- **RECORDS**:
** Begin **

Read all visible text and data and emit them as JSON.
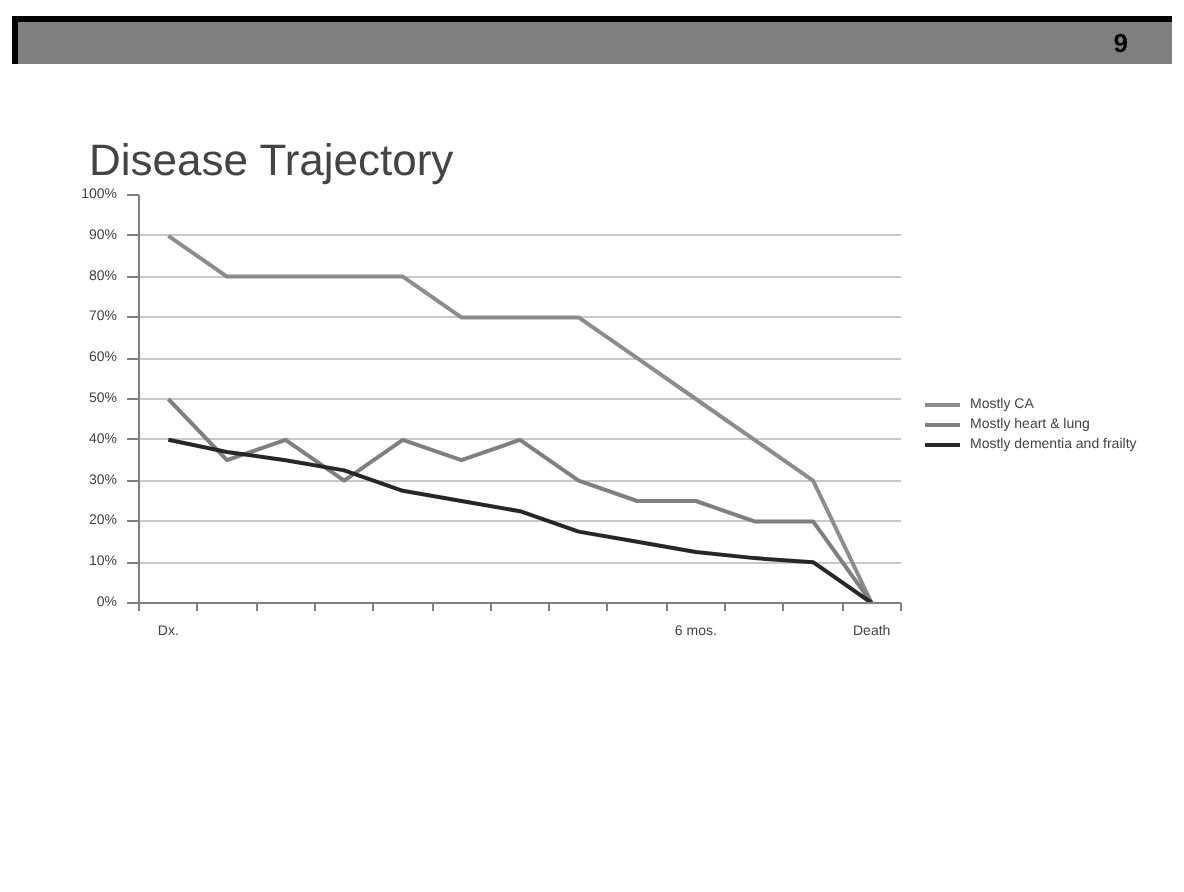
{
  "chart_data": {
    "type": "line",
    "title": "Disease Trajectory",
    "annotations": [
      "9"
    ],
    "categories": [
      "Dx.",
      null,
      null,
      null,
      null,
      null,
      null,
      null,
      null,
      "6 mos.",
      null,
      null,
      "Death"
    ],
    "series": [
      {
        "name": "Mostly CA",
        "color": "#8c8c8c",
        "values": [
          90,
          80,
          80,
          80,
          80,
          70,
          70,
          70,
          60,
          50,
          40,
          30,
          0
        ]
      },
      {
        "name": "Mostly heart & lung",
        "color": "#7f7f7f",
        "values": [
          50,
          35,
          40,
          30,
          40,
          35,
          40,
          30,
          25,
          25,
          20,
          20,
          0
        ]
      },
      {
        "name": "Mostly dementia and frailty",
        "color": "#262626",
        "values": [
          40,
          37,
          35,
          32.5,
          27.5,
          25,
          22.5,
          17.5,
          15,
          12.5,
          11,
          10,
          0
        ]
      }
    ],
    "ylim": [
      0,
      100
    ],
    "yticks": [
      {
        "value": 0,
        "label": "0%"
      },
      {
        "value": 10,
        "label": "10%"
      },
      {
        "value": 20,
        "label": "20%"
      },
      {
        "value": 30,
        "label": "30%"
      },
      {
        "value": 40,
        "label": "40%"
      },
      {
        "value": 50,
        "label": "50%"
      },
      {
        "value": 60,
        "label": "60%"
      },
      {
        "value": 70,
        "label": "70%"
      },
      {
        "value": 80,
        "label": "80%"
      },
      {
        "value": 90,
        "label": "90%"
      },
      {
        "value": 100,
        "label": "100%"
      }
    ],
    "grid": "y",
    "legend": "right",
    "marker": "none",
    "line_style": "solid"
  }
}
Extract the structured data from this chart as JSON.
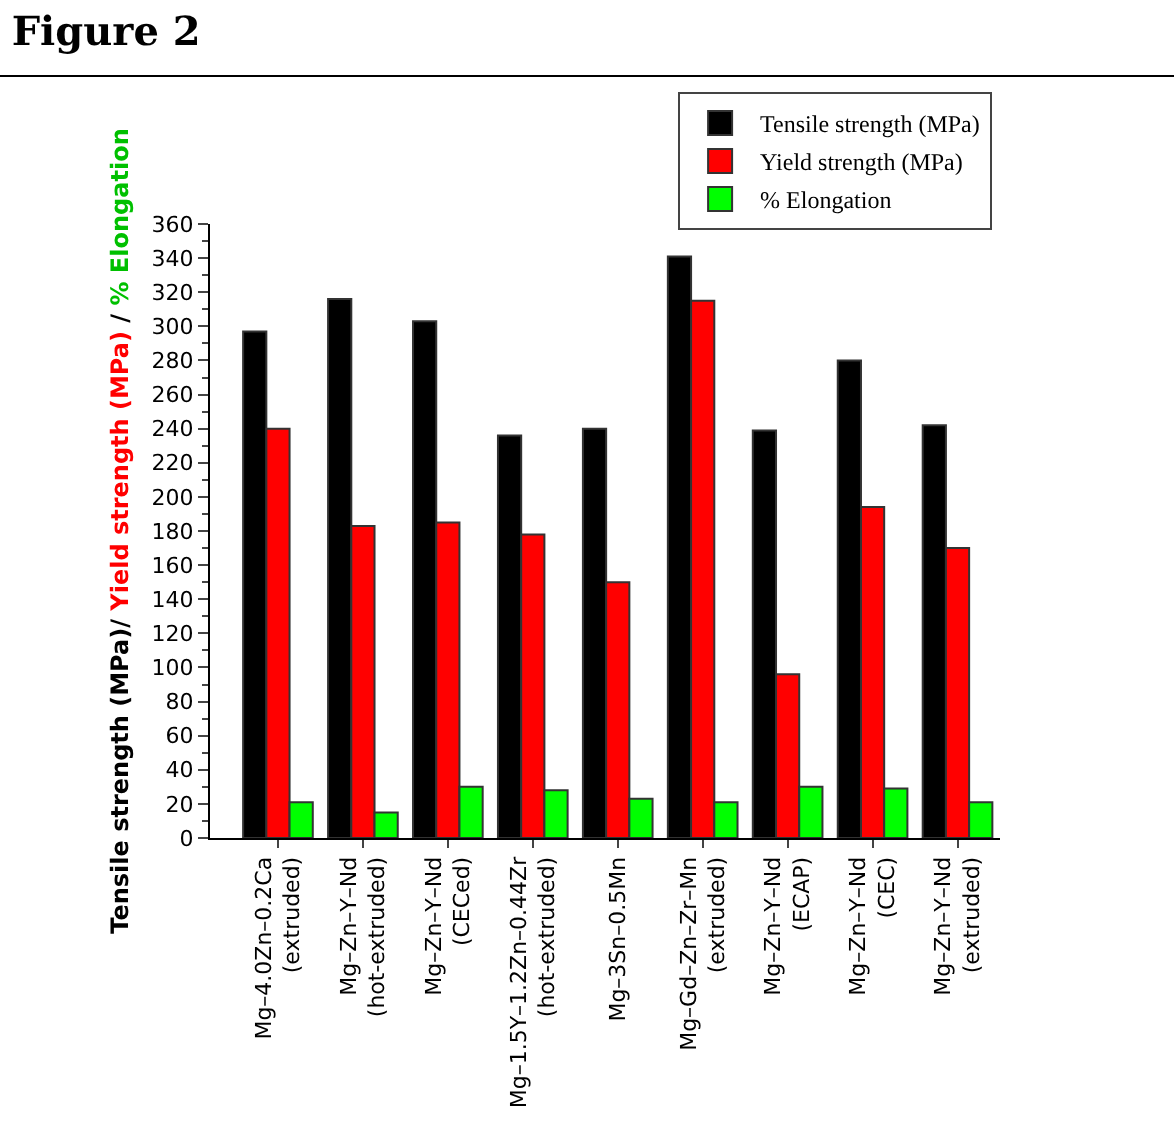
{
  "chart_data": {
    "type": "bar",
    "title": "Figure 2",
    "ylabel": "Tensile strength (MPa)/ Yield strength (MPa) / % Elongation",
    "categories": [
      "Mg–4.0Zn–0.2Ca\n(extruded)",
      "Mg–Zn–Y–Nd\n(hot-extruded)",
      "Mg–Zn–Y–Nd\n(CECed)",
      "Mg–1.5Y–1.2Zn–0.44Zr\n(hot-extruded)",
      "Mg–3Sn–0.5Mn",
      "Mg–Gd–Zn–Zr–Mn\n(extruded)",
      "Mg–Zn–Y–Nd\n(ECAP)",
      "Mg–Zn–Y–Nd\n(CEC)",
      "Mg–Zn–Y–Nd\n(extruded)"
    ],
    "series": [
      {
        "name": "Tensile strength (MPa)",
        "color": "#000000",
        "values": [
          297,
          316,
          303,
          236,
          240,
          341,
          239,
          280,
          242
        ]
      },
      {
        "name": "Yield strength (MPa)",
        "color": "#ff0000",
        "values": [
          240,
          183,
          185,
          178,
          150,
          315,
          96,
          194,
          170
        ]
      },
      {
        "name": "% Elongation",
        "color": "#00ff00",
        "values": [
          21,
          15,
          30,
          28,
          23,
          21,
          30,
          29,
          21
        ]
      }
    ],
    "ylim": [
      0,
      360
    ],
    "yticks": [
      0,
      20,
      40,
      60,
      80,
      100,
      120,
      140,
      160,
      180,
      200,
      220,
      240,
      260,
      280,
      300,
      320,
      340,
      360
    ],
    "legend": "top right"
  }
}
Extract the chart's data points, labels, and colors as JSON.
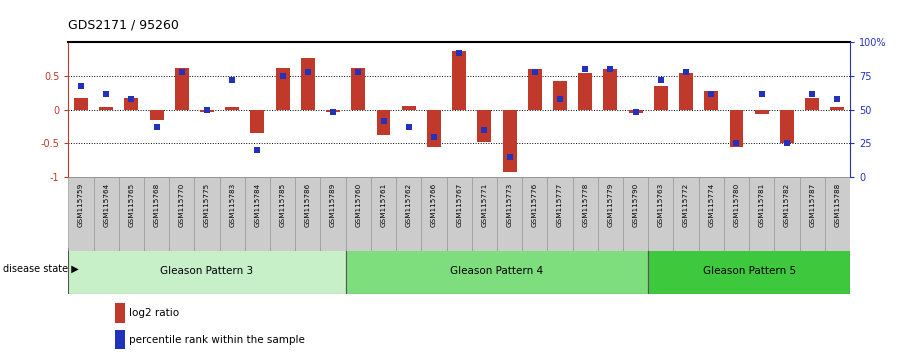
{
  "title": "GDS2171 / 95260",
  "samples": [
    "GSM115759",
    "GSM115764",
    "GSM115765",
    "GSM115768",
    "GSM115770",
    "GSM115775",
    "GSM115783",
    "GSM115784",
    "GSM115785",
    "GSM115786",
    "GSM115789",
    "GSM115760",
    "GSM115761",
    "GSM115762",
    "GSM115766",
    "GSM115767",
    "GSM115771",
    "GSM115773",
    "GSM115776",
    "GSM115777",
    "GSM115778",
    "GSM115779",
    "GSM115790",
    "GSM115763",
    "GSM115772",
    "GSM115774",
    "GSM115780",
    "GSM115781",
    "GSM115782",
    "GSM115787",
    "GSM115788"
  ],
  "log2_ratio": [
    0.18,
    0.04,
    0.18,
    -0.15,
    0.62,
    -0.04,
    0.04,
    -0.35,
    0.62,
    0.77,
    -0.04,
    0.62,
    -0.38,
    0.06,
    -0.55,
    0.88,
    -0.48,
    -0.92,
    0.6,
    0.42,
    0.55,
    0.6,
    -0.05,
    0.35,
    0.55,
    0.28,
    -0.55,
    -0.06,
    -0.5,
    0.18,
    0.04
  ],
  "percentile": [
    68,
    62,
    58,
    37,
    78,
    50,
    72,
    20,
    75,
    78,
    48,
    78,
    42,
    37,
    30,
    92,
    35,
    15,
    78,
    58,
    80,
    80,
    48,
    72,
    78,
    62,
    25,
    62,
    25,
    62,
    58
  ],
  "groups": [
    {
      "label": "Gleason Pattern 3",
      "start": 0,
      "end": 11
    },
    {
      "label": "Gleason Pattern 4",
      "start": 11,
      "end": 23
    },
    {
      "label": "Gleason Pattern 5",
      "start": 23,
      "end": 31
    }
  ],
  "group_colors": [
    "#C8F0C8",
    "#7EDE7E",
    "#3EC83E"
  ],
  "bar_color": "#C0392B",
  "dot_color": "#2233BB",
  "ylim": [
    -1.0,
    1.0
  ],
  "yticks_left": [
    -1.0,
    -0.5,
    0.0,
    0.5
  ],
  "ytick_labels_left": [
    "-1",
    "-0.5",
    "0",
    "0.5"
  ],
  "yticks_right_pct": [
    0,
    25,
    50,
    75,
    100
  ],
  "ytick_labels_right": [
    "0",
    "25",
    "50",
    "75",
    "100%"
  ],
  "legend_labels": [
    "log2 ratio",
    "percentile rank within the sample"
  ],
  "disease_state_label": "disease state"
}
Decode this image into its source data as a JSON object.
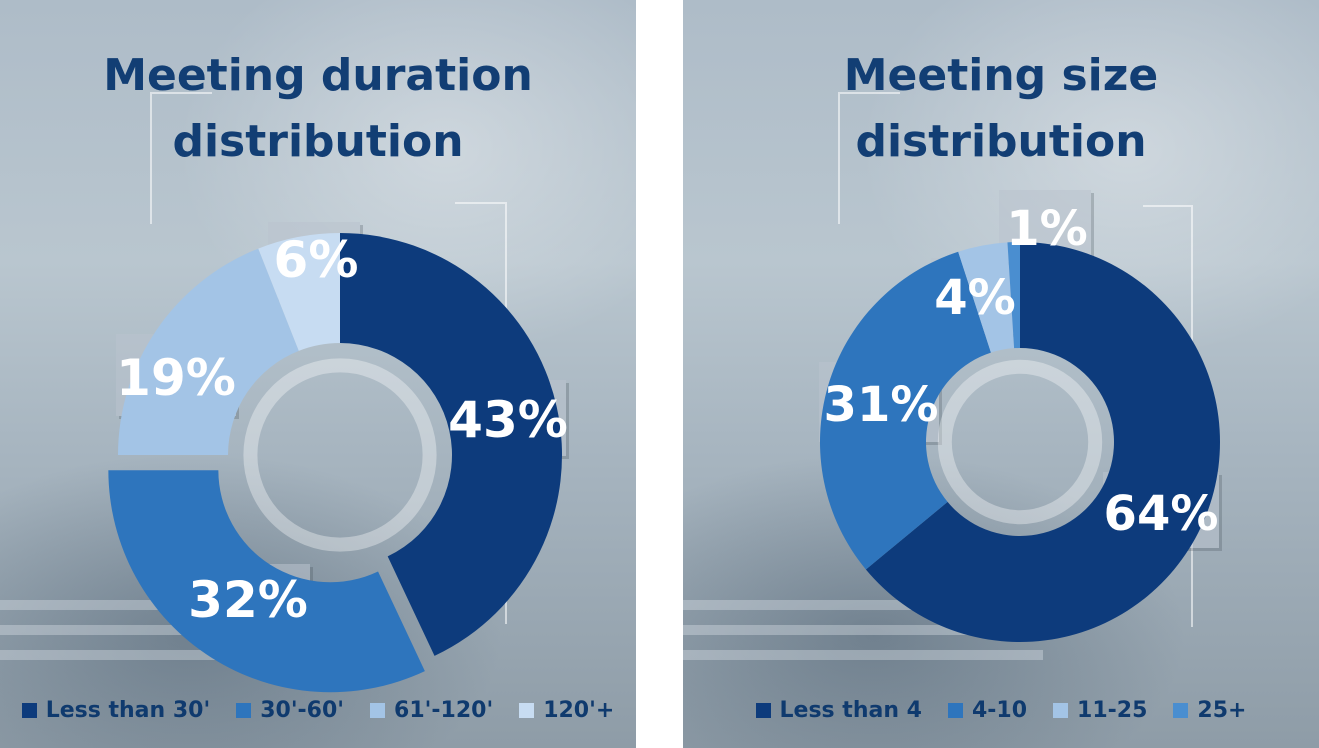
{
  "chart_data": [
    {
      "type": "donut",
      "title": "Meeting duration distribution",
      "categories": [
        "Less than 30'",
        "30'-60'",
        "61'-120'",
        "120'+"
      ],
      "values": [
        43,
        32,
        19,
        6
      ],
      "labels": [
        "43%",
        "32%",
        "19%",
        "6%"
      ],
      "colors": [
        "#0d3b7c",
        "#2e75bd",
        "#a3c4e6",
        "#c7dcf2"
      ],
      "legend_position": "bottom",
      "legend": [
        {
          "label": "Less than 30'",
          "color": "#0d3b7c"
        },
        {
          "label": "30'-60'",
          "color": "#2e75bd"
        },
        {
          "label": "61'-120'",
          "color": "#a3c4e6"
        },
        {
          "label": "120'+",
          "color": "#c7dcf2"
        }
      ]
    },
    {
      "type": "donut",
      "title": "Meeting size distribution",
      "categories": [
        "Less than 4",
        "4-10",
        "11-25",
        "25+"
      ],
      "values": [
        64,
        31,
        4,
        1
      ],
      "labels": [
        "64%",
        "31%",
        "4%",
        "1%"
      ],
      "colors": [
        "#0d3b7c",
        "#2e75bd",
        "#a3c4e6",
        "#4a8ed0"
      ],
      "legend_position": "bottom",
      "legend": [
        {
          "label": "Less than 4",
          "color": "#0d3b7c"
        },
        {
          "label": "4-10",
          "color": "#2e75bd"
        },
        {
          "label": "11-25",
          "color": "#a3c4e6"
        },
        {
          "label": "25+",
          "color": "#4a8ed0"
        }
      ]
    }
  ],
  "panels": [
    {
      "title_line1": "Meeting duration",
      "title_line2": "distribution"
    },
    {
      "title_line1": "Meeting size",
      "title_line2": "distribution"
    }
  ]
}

** End **

- **AIM**: Of the lines above, how many include the word "Tensile"? Reply with the number only.

- **THE RESULT**: 2